# Exercise objective:
From the listing below, select every line where the word "Mechanical" appears.

Data listing:

* * * * *

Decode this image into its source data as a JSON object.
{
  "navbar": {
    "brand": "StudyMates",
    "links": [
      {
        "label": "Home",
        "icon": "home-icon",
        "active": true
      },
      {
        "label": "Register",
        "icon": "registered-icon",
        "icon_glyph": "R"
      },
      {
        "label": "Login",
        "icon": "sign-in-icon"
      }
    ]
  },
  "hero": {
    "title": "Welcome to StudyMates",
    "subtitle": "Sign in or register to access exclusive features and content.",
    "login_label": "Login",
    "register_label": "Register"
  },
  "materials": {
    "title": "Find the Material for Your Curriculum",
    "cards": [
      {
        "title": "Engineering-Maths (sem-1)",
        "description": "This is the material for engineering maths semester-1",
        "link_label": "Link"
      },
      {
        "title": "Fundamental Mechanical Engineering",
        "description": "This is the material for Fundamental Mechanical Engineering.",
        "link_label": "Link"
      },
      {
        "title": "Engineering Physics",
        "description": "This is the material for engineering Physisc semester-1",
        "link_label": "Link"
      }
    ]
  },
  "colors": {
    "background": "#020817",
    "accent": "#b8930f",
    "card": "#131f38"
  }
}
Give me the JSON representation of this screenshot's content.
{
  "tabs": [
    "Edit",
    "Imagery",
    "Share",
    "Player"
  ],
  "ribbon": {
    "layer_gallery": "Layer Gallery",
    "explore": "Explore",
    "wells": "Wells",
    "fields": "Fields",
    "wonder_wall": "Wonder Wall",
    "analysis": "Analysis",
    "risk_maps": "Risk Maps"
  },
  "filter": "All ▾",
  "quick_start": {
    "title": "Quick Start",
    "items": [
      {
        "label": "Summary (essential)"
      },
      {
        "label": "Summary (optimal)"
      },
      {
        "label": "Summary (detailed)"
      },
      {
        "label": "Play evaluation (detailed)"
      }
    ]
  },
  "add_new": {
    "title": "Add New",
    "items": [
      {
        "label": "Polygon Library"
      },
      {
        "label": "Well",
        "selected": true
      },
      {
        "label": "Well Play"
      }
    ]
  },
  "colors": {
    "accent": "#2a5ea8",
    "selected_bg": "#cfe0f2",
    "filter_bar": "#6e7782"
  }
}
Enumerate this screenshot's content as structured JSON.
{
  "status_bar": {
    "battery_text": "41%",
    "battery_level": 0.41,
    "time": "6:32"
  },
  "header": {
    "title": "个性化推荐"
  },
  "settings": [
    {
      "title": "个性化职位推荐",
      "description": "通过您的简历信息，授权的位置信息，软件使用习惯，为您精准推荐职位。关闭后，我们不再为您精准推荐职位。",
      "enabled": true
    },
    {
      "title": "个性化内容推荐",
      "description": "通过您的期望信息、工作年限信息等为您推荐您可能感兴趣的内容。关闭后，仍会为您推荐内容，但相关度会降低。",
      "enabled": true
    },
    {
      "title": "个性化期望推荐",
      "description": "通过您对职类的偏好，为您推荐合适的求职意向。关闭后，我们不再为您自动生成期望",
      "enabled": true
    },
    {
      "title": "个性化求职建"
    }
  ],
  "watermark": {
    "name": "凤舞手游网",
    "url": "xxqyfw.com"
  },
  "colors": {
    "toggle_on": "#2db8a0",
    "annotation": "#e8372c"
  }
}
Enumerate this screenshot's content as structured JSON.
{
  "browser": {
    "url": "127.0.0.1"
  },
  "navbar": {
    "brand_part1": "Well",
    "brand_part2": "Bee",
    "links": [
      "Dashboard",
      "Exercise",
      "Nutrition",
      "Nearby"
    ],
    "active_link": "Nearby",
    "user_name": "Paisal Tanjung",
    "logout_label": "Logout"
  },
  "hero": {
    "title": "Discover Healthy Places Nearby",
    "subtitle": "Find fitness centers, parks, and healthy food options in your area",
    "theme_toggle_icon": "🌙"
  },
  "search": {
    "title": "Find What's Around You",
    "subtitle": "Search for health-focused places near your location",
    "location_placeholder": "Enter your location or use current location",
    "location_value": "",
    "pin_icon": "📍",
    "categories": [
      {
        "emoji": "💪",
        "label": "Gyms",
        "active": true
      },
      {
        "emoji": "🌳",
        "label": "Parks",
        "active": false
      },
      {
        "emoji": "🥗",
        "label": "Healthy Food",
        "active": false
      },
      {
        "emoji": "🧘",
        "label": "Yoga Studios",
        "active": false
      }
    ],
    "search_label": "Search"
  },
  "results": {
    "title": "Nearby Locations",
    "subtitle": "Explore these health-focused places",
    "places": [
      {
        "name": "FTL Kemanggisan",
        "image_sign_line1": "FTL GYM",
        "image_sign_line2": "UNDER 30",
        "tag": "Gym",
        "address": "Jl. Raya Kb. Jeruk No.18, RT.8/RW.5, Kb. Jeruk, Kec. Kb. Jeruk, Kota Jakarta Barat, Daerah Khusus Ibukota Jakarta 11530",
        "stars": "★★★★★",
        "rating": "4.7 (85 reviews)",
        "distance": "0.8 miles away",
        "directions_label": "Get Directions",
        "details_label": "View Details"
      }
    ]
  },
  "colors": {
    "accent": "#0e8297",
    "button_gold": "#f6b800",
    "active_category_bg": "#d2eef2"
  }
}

* * * * *

# Final result:
        "title": "Fundamental Mechanical Engineering",
        "description": "This is the material for Fundamental Mechanical Engineering.",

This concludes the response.